### Text section
But Visa doesn’t use it that way. He thinks of Twitter as a way to make friends—at scale. To him, each tweet is an invitation to connect with people, to share ideas, and enhance his perspective on the world.

To Visa, Twitter is what you make it. And he’s made it into a place full of optimism and connection. Which, incidentally, has also been great for building his audience.

In this interview, talk about what makes a good tweet, how he composes his threads, and how he deals with the inevitable negativity associated with being “extremely online.”

Today’s Action Item is 794 words, that’s 3 minutes and 58 seconds of actionable. reading.

Let’s dive in! 

🌏 A good tweet is like an invitation to your audience

A good tweet is one that invites interesting replies,” Visa told me. Visa isn’t writing tweets to get famous, he’s writing tweets to enthusiastically connect with other humans. Here are three ways he uses Twitter:

  • 📚To make asks. He recognizes that this gets more rewarding with more followers, but VIsa loves to ask what people are reading and what they recommend he read.
  • 👬 To make friends. Visa says that he was a bookish kid without a ton of friends, and that Twitter, above almost anything else, has been a way to meet and connect with people he might not otherwise have access to, or whose thoughts and work he might not even know about. “It just enriches my life in a way that it's hard to fully articulate,” he told me.
  • 🧠 To make sense of the world. “I want to participate in the goings on of the intellectual life of the planet, of the sphere,” he says. “Any more art, more beauty, everything outside of my head is potentially more interesting than everything inside.”

👑🧵 How he makes his famous threads

Visa’s thread game is a reflection of what he’s thinking and reading about in the moment. He might take a particularly successful conversation and turn it into an essay or a blog post, but the thread itself starts from a very loose framework. 

  • He looks through his notifications and timeline for inspiration. Anything that he finds interesting could be fodder.
  • He just goes with whatever’s on his mind in the moment. Whether it’s something he’s been musing on for awhile, or a sudden shower thought, Twitter is the place he experiments with ideas, rather than polishing them first and then tweeting.
  • He weaves all of his tweets together like a tapestry.  Visa doesn’t just create new threads, he responds to his own tweets, sometimes from several years ago, to create a web of connected thoughts. I have this existing body of work that I can call back on and combine, and the cool thing is because I do it in public, people respond to it,” he told me. “Sometimes people will link their own threads, and the whole thing kind of becomes this very ongoing, elaborate multiplayer connect-the-dots game.”

### What is needed
According to the Twitter interview excerpt, what makes a good tweet in Visa's view?

### Data segment
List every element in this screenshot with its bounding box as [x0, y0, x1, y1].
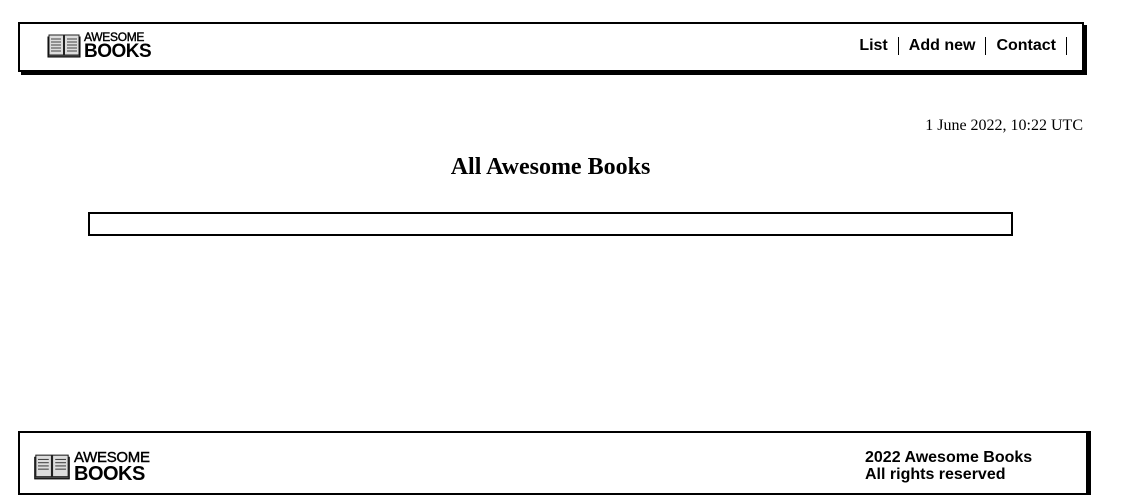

### Reply
One that invites interesting replies.